TEXT FOR ANALYSIS:
= = = =
In [None]:
!pip install nest_asyncio gradio aiohttp openai exa_py

import nest_asyncio
nest_asyncio.apply()

import asyncio
import aiohttp
import gradio as gr
import os
from openai import OpenAI
import json
from exa_py import Exa

# Configuration
NEBIUS_API_KEY = "your_nebius_api_key" # Replace with your Nebius API key
EXA_API_KEY = "your_exa_api_key" # Replace with your EXA API key

exa = Exa(EXA_API_KEY)
client = OpenAI(base_url="https://api.studio.nebius.ai/v1/", api_key=NEBIUS_API_KEY)

DEFAULT_MODEL = "deepseek-ai/DeepSeek-R1-fast"

# Functions
async def call_nebius_async(session, messages, model=DEFAULT_MODEL):
    completion = client.chat.completions.create(model=model, messages=messages, temperature=0.6)
    if completion.choices:
        return completion.choices[0].message.content
    return None

async def generate_search_queries_async(session, user_query):
    prompt = (
        "You are an expert research assistant. Generate exactly four distinct search queries "
= = = =
WHAT TO DO:
(a) In the code above, what model is assigned to DEFAULT_MODEL?
(b) Reproduce the part of the code above starting with "import asyncio" and going on through "exa = Exa(EXA_API_KEY)".

DATASET RECORDS:
= = = =
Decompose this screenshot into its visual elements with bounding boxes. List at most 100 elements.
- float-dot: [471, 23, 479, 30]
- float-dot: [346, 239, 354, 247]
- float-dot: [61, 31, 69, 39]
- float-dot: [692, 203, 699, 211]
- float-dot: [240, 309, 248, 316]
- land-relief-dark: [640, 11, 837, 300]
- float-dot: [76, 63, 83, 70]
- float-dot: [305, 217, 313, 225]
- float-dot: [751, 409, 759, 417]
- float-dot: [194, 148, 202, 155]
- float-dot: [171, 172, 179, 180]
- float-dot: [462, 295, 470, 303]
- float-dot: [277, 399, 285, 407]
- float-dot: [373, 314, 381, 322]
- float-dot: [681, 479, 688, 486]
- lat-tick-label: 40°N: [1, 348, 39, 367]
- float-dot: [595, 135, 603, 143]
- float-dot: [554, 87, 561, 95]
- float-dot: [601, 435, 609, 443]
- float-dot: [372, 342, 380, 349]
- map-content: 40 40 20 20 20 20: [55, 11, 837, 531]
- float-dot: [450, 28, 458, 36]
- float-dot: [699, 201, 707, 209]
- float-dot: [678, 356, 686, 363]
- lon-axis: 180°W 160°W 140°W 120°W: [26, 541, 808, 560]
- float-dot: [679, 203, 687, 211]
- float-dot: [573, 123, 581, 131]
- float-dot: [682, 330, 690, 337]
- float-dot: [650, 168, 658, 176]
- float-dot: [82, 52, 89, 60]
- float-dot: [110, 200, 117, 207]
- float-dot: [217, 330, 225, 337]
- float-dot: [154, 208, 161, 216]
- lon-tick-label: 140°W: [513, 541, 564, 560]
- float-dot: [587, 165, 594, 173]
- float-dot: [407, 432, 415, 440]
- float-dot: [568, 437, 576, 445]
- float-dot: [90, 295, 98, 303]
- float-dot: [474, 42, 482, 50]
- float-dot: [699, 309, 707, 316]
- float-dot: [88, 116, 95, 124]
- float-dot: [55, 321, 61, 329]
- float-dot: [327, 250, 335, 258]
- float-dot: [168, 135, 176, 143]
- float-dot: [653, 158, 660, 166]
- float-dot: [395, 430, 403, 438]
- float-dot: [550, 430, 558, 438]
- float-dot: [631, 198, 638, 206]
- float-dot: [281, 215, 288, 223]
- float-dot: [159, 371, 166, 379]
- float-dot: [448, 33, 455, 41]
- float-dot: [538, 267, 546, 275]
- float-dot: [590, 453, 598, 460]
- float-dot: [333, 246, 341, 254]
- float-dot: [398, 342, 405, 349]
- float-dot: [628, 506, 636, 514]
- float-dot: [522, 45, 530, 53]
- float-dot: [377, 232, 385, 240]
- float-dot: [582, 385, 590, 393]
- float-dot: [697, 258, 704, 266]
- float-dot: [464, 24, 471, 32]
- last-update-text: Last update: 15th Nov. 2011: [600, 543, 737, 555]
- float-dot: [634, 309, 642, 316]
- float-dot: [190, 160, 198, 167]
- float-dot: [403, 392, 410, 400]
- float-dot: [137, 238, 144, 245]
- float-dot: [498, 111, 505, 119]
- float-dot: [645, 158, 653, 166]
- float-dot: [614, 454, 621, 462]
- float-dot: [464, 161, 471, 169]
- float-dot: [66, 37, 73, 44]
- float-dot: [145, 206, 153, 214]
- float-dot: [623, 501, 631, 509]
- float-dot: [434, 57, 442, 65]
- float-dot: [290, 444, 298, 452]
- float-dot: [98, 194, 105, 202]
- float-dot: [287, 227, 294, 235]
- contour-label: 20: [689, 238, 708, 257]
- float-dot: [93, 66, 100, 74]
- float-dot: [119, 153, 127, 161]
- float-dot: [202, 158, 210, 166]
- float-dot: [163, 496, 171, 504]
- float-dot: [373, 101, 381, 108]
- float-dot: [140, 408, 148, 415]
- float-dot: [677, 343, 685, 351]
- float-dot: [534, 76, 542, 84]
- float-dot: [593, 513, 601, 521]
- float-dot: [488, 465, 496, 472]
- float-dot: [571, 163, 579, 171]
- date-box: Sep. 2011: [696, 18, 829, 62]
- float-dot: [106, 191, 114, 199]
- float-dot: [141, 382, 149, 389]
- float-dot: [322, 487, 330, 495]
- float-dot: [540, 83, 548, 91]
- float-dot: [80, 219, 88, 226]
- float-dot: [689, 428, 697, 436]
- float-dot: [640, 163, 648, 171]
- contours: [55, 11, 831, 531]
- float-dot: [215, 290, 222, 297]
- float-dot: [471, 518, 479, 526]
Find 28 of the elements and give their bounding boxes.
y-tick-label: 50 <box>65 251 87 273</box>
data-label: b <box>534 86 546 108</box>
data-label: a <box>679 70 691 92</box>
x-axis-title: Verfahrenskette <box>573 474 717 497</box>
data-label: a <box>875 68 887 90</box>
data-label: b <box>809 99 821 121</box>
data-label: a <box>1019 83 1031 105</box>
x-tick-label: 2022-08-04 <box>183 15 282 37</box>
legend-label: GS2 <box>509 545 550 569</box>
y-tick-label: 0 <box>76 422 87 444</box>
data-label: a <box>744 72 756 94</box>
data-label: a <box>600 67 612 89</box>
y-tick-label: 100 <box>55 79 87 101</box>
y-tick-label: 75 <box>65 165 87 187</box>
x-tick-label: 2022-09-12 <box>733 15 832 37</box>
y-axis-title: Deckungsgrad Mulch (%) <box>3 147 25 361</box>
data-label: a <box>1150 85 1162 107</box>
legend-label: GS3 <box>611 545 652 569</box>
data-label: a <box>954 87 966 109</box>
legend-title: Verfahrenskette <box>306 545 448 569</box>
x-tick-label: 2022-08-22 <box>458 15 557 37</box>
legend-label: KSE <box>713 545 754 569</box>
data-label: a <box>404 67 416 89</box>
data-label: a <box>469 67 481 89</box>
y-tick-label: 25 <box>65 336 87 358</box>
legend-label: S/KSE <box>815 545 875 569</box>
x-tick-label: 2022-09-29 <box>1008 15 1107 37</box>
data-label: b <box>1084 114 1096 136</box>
= = = =
ANSWERS TO THE TASKS:
(a) "deepseek-ai/DeepSeek-R1-fast"

(b)
import asyncio
import aiohttp
import gradio as gr
import os
from openai import OpenAI
import json
from exa_py import Exa

# Configuration
NEBIUS_API_KEY = "your_nebius_api_key" # Replace with your Nebius API key
EXA_API_KEY = "your_exa_api_key" # Replace with your EXA API key

exa = Exa(EXA_API_KEY)